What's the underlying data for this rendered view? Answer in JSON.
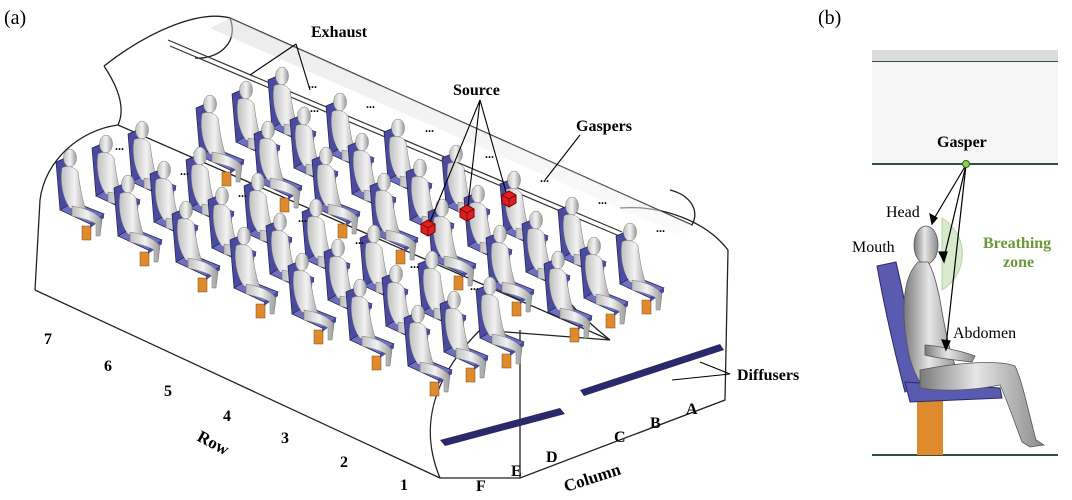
{
  "panel_a": {
    "tag": "(a)",
    "labels": {
      "exhaust": "Exhaust",
      "source": "Source",
      "gaspers": "Gaspers",
      "diffusers": "Diffusers",
      "row": "Row",
      "column": "Column"
    },
    "rows": [
      "7",
      "6",
      "5",
      "4",
      "3",
      "2",
      "1"
    ],
    "columns": [
      "F",
      "E",
      "D",
      "C",
      "B",
      "A"
    ],
    "ellipsis": "..."
  },
  "panel_b": {
    "tag": "(b)",
    "labels": {
      "gasper": "Gasper",
      "head": "Head",
      "mouth": "Mouth",
      "breathing_zone_line1": "Breathing",
      "breathing_zone_line2": "zone",
      "abdomen": "Abdomen"
    }
  },
  "colors": {
    "seat": "#4a4aa0",
    "seat_light": "#6f6fc2",
    "leg": "#e08a2e",
    "source": "#e02020",
    "breathing_zone": "#cfe6c0",
    "gasper_dot": "#8ed44a"
  }
}
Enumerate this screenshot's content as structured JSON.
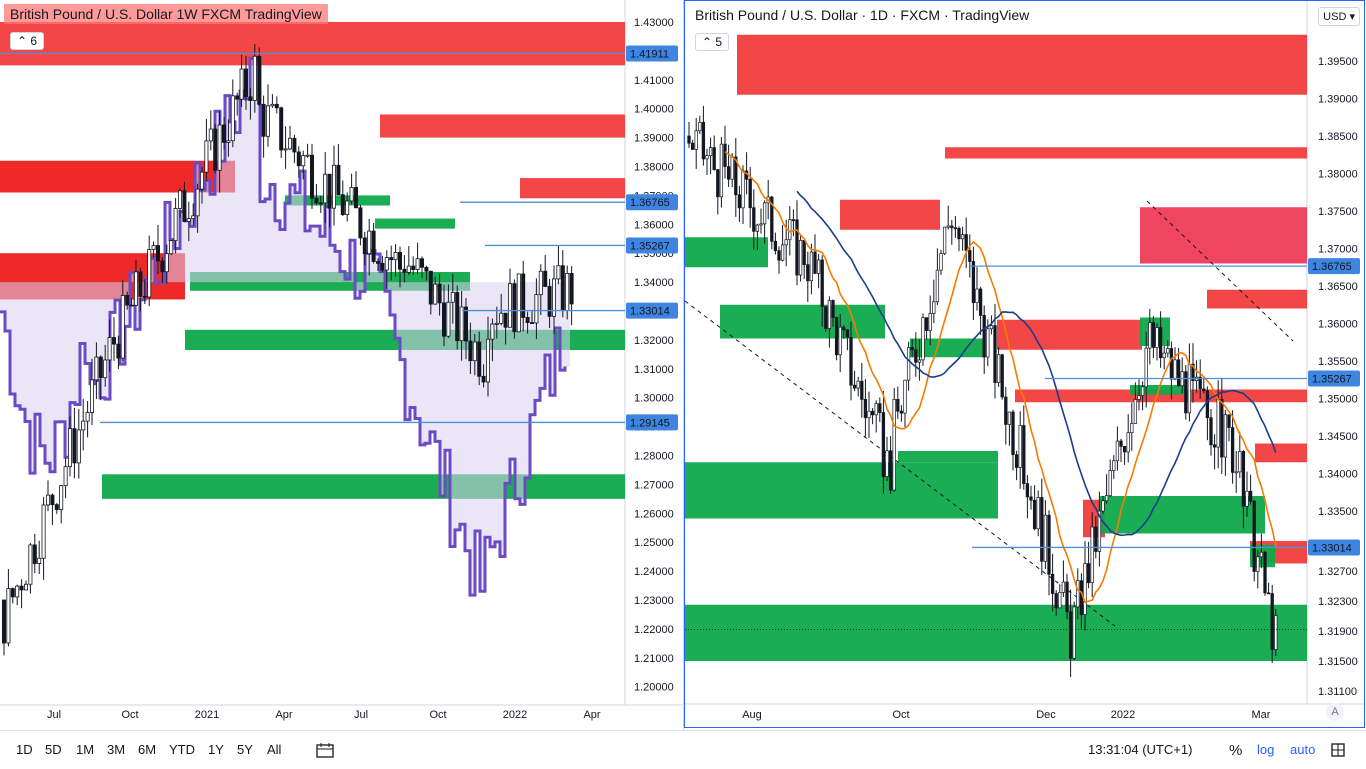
{
  "left_chart": {
    "title": "British Pound / U.S. Dollar  1W  FXCM  TradingView",
    "legend_count": "6",
    "y_ticks": [
      "1.43000",
      "1.42000",
      "1.41000",
      "1.40000",
      "1.39000",
      "1.38000",
      "1.37000",
      "1.36000",
      "1.35000",
      "1.34000",
      "1.33000",
      "1.32000",
      "1.31000",
      "1.30000",
      "1.29000",
      "1.28000",
      "1.27000",
      "1.26000",
      "1.25000",
      "1.24000",
      "1.23000",
      "1.22000",
      "1.21000",
      "1.20000"
    ],
    "x_ticks": [
      "Jul",
      "Oct",
      "2021",
      "Apr",
      "Jul",
      "Oct",
      "2022",
      "Apr"
    ],
    "price_labels": [
      "1.41911",
      "1.36765",
      "1.35267",
      "1.33014",
      "1.29145"
    ]
  },
  "right_chart": {
    "title": "British Pound / U.S. Dollar · 1D · FXCM · TradingView",
    "legend_count": "5",
    "currency": "USD",
    "y_ticks": [
      "1.39500",
      "1.39000",
      "1.38500",
      "1.38000",
      "1.37500",
      "1.37000",
      "1.36500",
      "1.36000",
      "1.35500",
      "1.35000",
      "1.34500",
      "1.34000",
      "1.33500",
      "1.33000",
      "1.32700",
      "1.32300",
      "1.31900",
      "1.31500",
      "1.31100"
    ],
    "x_ticks": [
      "Aug",
      "Oct",
      "Dec",
      "2022",
      "Mar"
    ],
    "price_labels": [
      "1.36765",
      "1.35267",
      "1.33014"
    ],
    "auto_label": "A"
  },
  "bottom_bar": {
    "timeframes": [
      "1D",
      "5D",
      "1M",
      "3M",
      "6M",
      "YTD",
      "1Y",
      "5Y",
      "All"
    ],
    "time": "13:31:04 (UTC+1)",
    "percent": "%",
    "log": "log",
    "auto": "auto"
  },
  "colors": {
    "supply": "#f23c3c",
    "demand": "#0fa94a",
    "line_blue": "#4f8fd8",
    "ma_orange": "#f57c00",
    "ma_navy": "#1a3e8c",
    "envelope": "#6a4bc4"
  }
}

───

WRITTEN EXERCISE ->
Copy the records above exactly. The pictures are not part of the copy.

RESULT ->
What's the underlying data for this rendered view? Answer in JSON.
{
  "panel_a": {
    "tag": "(a)",
    "labels": {
      "exhaust": "Exhaust",
      "source": "Source",
      "gaspers": "Gaspers",
      "diffusers": "Diffusers",
      "row": "Row",
      "column": "Column"
    },
    "rows": [
      "7",
      "6",
      "5",
      "4",
      "3",
      "2",
      "1"
    ],
    "columns": [
      "F",
      "E",
      "D",
      "C",
      "B",
      "A"
    ],
    "ellipsis": "..."
  },
  "panel_b": {
    "tag": "(b)",
    "labels": {
      "gasper": "Gasper",
      "head": "Head",
      "mouth": "Mouth",
      "breathing_zone_line1": "Breathing",
      "breathing_zone_line2": "zone",
      "abdomen": "Abdomen"
    }
  },
  "colors": {
    "seat": "#4a4aa0",
    "seat_light": "#6f6fc2",
    "leg": "#e08a2e",
    "source": "#e02020",
    "breathing_zone": "#cfe6c0",
    "gasper_dot": "#8ed44a"
  }
}
Enumerate this screenshot's content as structured JSON.
{
  "left_chart": {
    "title": "British Pound / U.S. Dollar  1W  FXCM  TradingView",
    "legend_count": "6",
    "y_ticks": [
      "1.43000",
      "1.42000",
      "1.41000",
      "1.40000",
      "1.39000",
      "1.38000",
      "1.37000",
      "1.36000",
      "1.35000",
      "1.34000",
      "1.33000",
      "1.32000",
      "1.31000",
      "1.30000",
      "1.29000",
      "1.28000",
      "1.27000",
      "1.26000",
      "1.25000",
      "1.24000",
      "1.23000",
      "1.22000",
      "1.21000",
      "1.20000"
    ],
    "x_ticks": [
      "Jul",
      "Oct",
      "2021",
      "Apr",
      "Jul",
      "Oct",
      "2022",
      "Apr"
    ],
    "price_labels": [
      "1.41911",
      "1.36765",
      "1.35267",
      "1.33014",
      "1.29145"
    ]
  },
  "right_chart": {
    "title": "British Pound / U.S. Dollar · 1D · FXCM · TradingView",
    "legend_count": "5",
    "currency": "USD",
    "y_ticks": [
      "1.39500",
      "1.39000",
      "1.38500",
      "1.38000",
      "1.37500",
      "1.37000",
      "1.36500",
      "1.36000",
      "1.35500",
      "1.35000",
      "1.34500",
      "1.34000",
      "1.33500",
      "1.33000",
      "1.32700",
      "1.32300",
      "1.31900",
      "1.31500",
      "1.31100"
    ],
    "x_ticks": [
      "Aug",
      "Oct",
      "Dec",
      "2022",
      "Mar"
    ],
    "price_labels": [
      "1.36765",
      "1.35267",
      "1.33014"
    ],
    "auto_label": "A"
  },
  "bottom_bar": {
    "timeframes": [
      "1D",
      "5D",
      "1M",
      "3M",
      "6M",
      "YTD",
      "1Y",
      "5Y",
      "All"
    ],
    "time": "13:31:04 (UTC+1)",
    "percent": "%",
    "log": "log",
    "auto": "auto"
  },
  "colors": {
    "supply": "#f23c3c",
    "demand": "#0fa94a",
    "line_blue": "#4f8fd8",
    "ma_orange": "#f57c00",
    "ma_navy": "#1a3e8c",
    "envelope": "#6a4bc4"
  }
}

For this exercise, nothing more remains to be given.